The LA Riots and the Politics of Autonomy - Robert Borg

Looting during LA riots

Robert Borg on the LA Riots, from London Notes #1, 1992.

Los Angeles. May 1992: $700 million of damage to property and businesses destroyed. 2,000 buildings under attack. A bill in excess of $12 million for police and fire fighters' overtime pay. 14,000 troops and national guard. 4,000 Marines. $780 million for insurance coverage. The main characteristic of the LA riots, as it was the case in the Watts riots in 1965, was proletarian shopping - direct appropriation of wealth in defiance of bourgeois law and police repression. This is only an impressionist picture of the politics of autonomy.

The recent wave of struggles in several American metropolises gives us the opportunity to think about "autonomy" and its meaning. Here a few "notes" on the subject.

First. The LA riots of 1992, as the Watts riots in 1965, as any example of mass as well as molecular (i.e. fare-dodging, squatting, etc.) forms of direct appropriation of wealth, constitute a rupture in the life-blood cycle of capital


Hundreds of people practising proletarian shopping and appropriating directly the means to satisfy their needs: from toilet paper to hi-fi sets. This represents a form of refusal of work, because it attacks directly the monopoly which capital holds over the means and which it uses in order to force us to work. In other words, proletarian shopping is the working class response to capital's enclosures, that is capital's confinement of our needs within the limits defined by capitalist work. In this sense, autonomy is autonomy of the working class with respect to capital.

Second. The outburst of class anger could not be preventively confined, subsumed, controlled by any organization. Church leaders attempted it, they failed. In this sense, autonomy has been expressed in relation to these organizations. The working class of the American metropolises has imposed its own programme on the street. In this sense, autonomy is autonomy of the working class with respect to the organizations which claim to represent it.

Third. The riots in LA and other American cities offer a clear example of development of patterns of grassroots self-organization. Capital circulation and capitalist coordination of work was replaced with circulation and coordination of struggles. The annoying and boring images of ulcerous yuppies walking around the streets of the Western metropolises with their portable phones talking about business and making capital circulate, was replaced by more carnivalesque and exciting scenes of youth coordinating operations on the battlefield. As one Guardian journalist reports:

"I watched children with mobile phones co-ordinate the movements of their gangs with the arrival of the police and fire trucks, warning looters when police were on their way."

Document layout detection data
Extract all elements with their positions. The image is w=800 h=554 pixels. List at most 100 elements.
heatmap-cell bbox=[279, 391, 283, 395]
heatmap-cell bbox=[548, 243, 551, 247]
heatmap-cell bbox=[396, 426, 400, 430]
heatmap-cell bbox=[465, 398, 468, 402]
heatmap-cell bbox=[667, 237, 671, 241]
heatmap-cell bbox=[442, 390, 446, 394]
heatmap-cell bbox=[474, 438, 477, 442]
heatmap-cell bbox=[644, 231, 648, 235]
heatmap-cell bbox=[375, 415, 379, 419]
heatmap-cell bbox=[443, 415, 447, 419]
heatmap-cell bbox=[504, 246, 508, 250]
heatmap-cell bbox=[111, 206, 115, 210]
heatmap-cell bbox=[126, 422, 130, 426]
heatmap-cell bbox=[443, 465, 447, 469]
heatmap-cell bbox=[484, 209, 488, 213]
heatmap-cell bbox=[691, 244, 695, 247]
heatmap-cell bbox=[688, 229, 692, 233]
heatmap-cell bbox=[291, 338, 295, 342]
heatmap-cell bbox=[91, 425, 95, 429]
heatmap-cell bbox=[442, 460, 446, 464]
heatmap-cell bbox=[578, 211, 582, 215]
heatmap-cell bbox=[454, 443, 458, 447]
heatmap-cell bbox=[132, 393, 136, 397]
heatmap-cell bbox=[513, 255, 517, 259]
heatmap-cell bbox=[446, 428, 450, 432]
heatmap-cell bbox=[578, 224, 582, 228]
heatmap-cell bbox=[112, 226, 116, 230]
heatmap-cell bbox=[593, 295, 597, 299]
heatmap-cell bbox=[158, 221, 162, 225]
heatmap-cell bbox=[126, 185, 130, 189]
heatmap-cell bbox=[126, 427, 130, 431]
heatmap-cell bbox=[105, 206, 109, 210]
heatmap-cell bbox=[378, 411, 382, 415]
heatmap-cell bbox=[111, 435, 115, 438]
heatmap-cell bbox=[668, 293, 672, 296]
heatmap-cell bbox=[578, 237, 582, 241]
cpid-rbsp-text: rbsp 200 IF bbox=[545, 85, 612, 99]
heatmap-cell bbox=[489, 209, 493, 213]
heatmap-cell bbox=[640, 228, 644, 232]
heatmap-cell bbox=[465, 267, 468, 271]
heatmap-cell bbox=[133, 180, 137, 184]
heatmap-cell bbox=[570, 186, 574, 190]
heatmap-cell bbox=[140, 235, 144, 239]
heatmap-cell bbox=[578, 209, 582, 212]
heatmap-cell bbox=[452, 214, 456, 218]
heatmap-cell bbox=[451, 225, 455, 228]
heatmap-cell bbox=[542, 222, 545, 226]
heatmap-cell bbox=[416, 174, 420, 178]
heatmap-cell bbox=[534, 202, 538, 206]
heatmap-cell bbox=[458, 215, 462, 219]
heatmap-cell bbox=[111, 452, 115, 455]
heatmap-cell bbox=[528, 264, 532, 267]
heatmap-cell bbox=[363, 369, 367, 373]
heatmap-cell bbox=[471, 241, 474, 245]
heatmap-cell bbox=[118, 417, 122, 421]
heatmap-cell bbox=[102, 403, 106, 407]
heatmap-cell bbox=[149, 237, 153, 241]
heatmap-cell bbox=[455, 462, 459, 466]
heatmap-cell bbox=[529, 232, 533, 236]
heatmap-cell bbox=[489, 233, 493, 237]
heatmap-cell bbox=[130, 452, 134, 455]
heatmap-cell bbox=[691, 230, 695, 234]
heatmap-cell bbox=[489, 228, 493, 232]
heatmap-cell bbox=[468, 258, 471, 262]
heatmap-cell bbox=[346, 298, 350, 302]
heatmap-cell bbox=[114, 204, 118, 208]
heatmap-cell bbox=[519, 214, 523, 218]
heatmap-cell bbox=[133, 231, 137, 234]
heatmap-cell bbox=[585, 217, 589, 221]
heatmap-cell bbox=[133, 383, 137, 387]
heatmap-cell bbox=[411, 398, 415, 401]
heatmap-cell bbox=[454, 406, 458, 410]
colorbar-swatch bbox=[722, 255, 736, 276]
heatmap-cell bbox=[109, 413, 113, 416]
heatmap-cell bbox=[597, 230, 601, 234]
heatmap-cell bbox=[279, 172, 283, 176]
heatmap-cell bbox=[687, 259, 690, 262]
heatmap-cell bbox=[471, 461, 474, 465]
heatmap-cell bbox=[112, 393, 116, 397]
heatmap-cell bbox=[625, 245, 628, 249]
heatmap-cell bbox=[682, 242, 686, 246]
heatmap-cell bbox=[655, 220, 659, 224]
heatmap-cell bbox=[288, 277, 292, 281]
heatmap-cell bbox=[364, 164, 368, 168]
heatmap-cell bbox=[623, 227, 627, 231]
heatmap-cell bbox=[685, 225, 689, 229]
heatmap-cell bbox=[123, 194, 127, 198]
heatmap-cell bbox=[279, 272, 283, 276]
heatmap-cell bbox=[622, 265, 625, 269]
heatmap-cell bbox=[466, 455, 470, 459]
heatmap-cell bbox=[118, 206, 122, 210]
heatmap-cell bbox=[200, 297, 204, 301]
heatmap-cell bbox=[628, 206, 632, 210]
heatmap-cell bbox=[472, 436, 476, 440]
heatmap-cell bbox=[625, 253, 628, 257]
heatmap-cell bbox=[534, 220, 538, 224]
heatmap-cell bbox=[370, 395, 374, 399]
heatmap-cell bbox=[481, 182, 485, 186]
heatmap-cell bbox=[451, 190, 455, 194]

▶ _DIRECTIONS_
**1.** Answer these questions about the text on the LA riots:
(a) How many Marines are listed among the forces in Los Angeles in May 1992?
(b) Who attempted to control the outburst of class anger and failed?
(c) In the Guardian journalist's quote, what did the children use to coordinate the movements of their gangs?
**2.** Rewrite the passage of the LA riots text from "Looting during LA" to "on the subject.", swapping "Marines" for "soldiers".

▶ _WRITTEN RESPONSES_
**1.**
(a) 4,000
(b) Church leaders
(c) Mobile phones

**2.**
Looting during LA riots

Robert Borg on the LA Riots, from London Notes #1, 1992.

Los Angeles. May 1992: $700 million of damage to property and businesses destroyed. 2,000 buildings under attack. A bill in excess of $12 million for police and fire fighters' overtime pay. 14,000 troops and national guard. 4,000 soldiers. $780 million for insurance coverage. The main characteristic of the LA riots, as it was the case in the Watts riots in 1965, was proletarian shopping - direct appropriation of wealth in defiance of bourgeois law and police repression. This is only an impressionist picture of the politics of autonomy.

The recent wave of struggles in several American metropolises gives us the opportunity to think about "autonomy" and its meaning. Here a few "notes" on the subject.